:: SUPPLIED INFORMATION ::
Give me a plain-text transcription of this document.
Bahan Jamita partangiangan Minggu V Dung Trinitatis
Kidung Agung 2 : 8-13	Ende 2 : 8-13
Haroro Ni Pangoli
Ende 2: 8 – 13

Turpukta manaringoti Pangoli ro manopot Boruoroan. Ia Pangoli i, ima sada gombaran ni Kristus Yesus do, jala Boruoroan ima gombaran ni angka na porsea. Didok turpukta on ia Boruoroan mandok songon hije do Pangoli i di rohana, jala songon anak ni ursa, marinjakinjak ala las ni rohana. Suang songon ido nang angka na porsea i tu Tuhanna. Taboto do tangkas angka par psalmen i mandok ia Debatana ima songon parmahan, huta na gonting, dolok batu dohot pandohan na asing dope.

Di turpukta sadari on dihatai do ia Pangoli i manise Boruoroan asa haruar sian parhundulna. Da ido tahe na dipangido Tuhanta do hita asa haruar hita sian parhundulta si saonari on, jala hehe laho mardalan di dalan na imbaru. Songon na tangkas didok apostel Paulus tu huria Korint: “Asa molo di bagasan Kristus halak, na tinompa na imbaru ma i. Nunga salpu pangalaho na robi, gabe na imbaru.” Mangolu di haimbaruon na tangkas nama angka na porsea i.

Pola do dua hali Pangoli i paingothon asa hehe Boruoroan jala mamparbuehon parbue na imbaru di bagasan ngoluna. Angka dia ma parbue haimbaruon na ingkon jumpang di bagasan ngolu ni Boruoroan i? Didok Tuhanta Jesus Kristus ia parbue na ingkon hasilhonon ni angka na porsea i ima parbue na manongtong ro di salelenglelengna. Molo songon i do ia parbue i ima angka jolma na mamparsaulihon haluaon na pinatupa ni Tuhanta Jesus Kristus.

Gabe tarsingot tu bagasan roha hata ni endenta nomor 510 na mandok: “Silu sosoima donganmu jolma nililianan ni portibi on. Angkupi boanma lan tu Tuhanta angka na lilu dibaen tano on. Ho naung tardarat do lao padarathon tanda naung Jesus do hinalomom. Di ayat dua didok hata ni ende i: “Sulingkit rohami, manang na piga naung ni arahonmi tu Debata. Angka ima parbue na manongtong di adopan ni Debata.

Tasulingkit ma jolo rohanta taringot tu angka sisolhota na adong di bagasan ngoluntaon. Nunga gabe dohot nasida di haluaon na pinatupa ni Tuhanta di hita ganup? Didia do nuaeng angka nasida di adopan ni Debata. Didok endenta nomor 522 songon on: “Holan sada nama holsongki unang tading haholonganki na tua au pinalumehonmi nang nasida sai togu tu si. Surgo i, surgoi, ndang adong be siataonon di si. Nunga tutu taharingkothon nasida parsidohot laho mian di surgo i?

:: WORK TO DO ::
Each record above should be output again exactly.

:: FINAL ANSWER ::
Give me a plain-text transcription of this document.
Bahan Jamita partangiangan Minggu V Dung Trinitatis
Kidung Agung 2 : 8-13	Ende 2 : 8-13
Haroro Ni Pangoli
Ende 2: 8 – 13

Turpukta manaringoti Pangoli ro manopot Boruoroan. Ia Pangoli i, ima sada gombaran ni Kristus Yesus do, jala Boruoroan ima gombaran ni angka na porsea. Didok turpukta on ia Boruoroan mandok songon hije do Pangoli i di rohana, jala songon anak ni ursa, marinjakinjak ala las ni rohana. Suang songon ido nang angka na porsea i tu Tuhanna. Taboto do tangkas angka par psalmen i mandok ia Debatana ima songon parmahan, huta na gonting, dolok batu dohot pandohan na asing dope.

Di turpukta sadari on dihatai do ia Pangoli i manise Boruoroan asa haruar sian parhundulna. Da ido tahe na dipangido Tuhanta do hita asa haruar hita sian parhundulta si saonari on, jala hehe laho mardalan di dalan na imbaru. Songon na tangkas didok apostel Paulus tu huria Korint: “Asa molo di bagasan Kristus halak, na tinompa na imbaru ma i. Nunga salpu pangalaho na robi, gabe na imbaru.” Mangolu di haimbaruon na tangkas nama angka na porsea i.

Pola do dua hali Pangoli i paingothon asa hehe Boruoroan jala mamparbuehon parbue na imbaru di bagasan ngoluna. Angka dia ma parbue haimbaruon na ingkon jumpang di bagasan ngolu ni Boruoroan i? Didok Tuhanta Jesus Kristus ia parbue na ingkon hasilhonon ni angka na porsea i ima parbue na manongtong ro di salelenglelengna. Molo songon i do ia parbue i ima angka jolma na mamparsaulihon haluaon na pinatupa ni Tuhanta Jesus Kristus.

Gabe tarsingot tu bagasan roha hata ni endenta nomor 510 na mandok: “Silu sosoima donganmu jolma nililianan ni portibi on. Angkupi boanma lan tu Tuhanta angka na lilu dibaen tano on. Ho naung tardarat do lao padarathon tanda naung Jesus do hinalomom. Di ayat dua didok hata ni ende i: “Sulingkit rohami, manang na piga naung ni arahonmi tu Debata. Angka ima parbue na manongtong di adopan ni Debata.

Tasulingkit ma jolo rohanta taringot tu angka sisolhota na adong di bagasan ngoluntaon. Nunga gabe dohot nasida di haluaon na pinatupa ni Tuhanta di hita ganup? Didia do nuaeng angka nasida di adopan ni Debata. Didok endenta nomor 522 songon on: “Holan sada nama holsongki unang tading haholonganki na tua au pinalumehonmi nang nasida sai togu tu si. Surgo i, surgoi, ndang adong be siataonon di si. Nunga tutu taharingkothon nasida parsidohot laho mian di surgo i?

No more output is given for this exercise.